### EXERCISE DIRECTIONS
Once the pictures are set aside, transcribe the remaining data exactly.

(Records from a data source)
START

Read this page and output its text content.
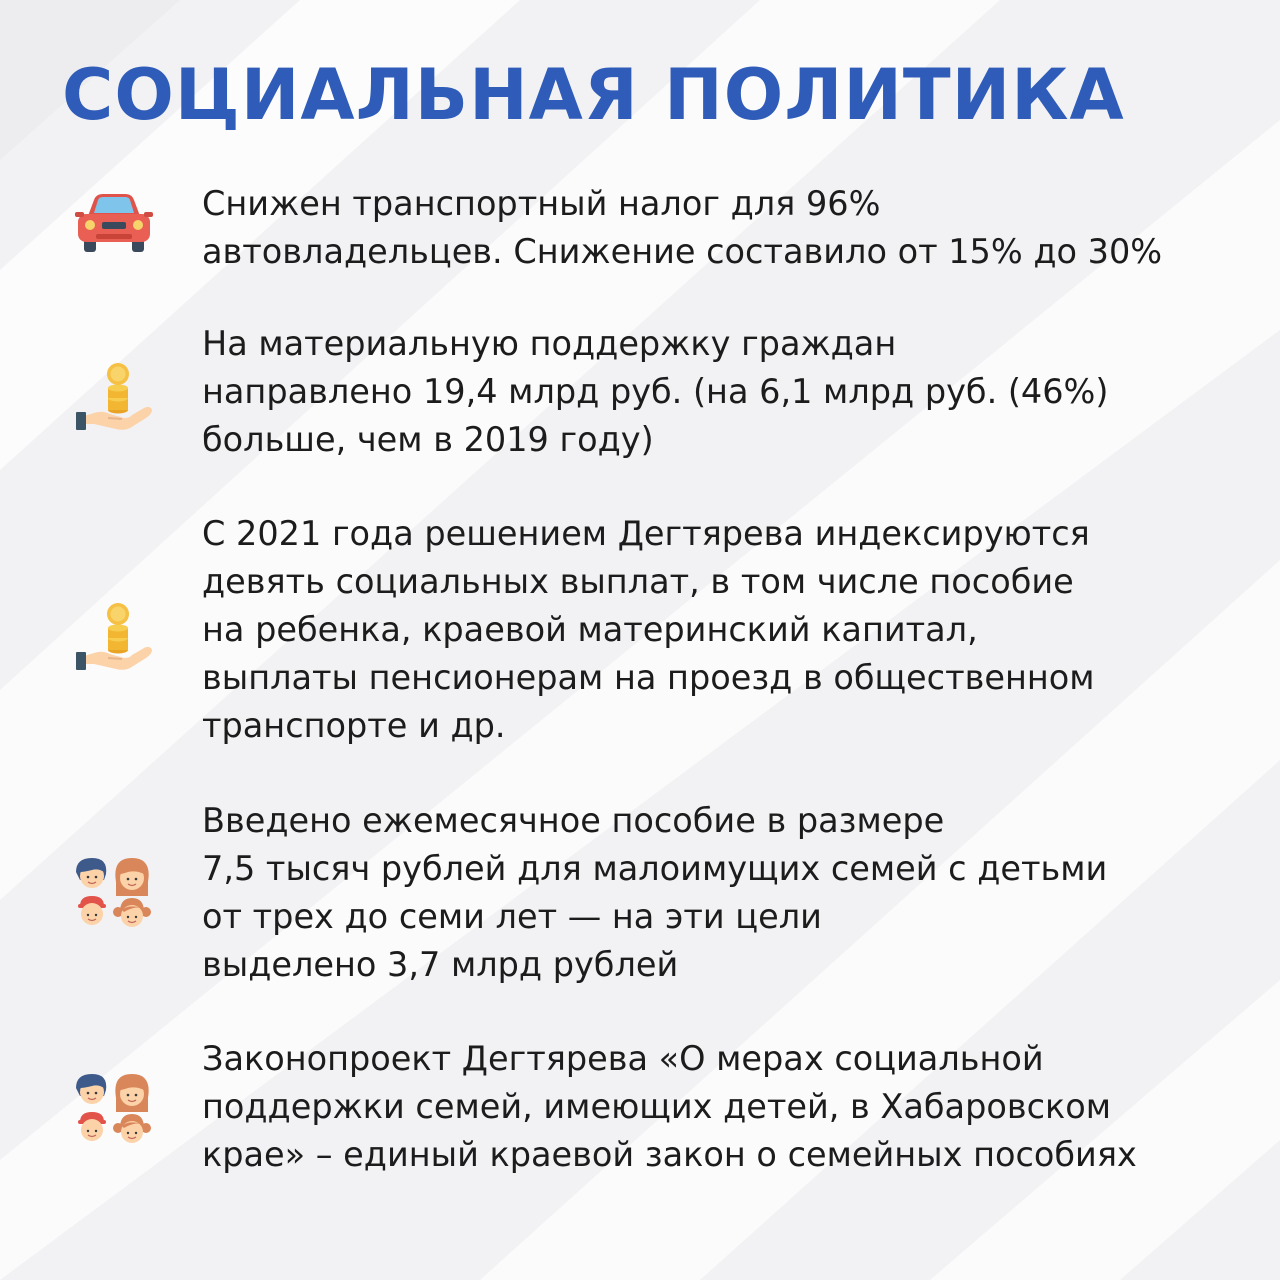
СОЦИАЛЬНАЯ ПОЛИТИКА

Снижен транспортный налог для 96%
автовладельцев. Снижение составило от 15% до 30%

На материальную поддержку граждан
направлено 19,4 млрд руб. (на 6,1 млрд руб. (46%)
больше, чем в 2019 году)

С 2021 года решением Дегтярева индексируются
девять социальных выплат, в том числе пособие
на ребенка, краевой материнский капитал,
выплаты пенсионерам на проезд в общественном
транспорте и др.

Введено ежемесячное пособие в размере
7,5 тысяч рублей для малоимущих семей с детьми
от трех до семи лет — на эти цели
выделено 3,7 млрд рублей

Законопроект Дегтярева «О мерах социальной
поддержки семей, имеющих детей, в Хабаровском
крае» – единый краевой закон о семейных пособиях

END

### WRITTEN RESPONSE
Read this page and output its text content.
СОЦИАЛЬНАЯ ПОЛИТИКА

Снижен транспортный налог для 96%
автовладельцев. Снижение составило от 15% до 30%

На материальную поддержку граждан
направлено 19,4 млрд руб. (на 6,1 млрд руб. (46%)
больше, чем в 2019 году)

С 2021 года решением Дегтярева индексируются
девять социальных выплат, в том числе пособие
на ребенка, краевой материнский капитал,
выплаты пенсионерам на проезд в общественном
транспорте и др.

Введено ежемесячное пособие в размере
7,5 тысяч рублей для малоимущих семей с детьми
от трех до семи лет — на эти цели
выделено 3,7 млрд рублей

Законопроект Дегтярева «О мерах социальной
поддержки семей, имеющих детей, в Хабаровском
крае» – единый краевой закон о семейных пособиях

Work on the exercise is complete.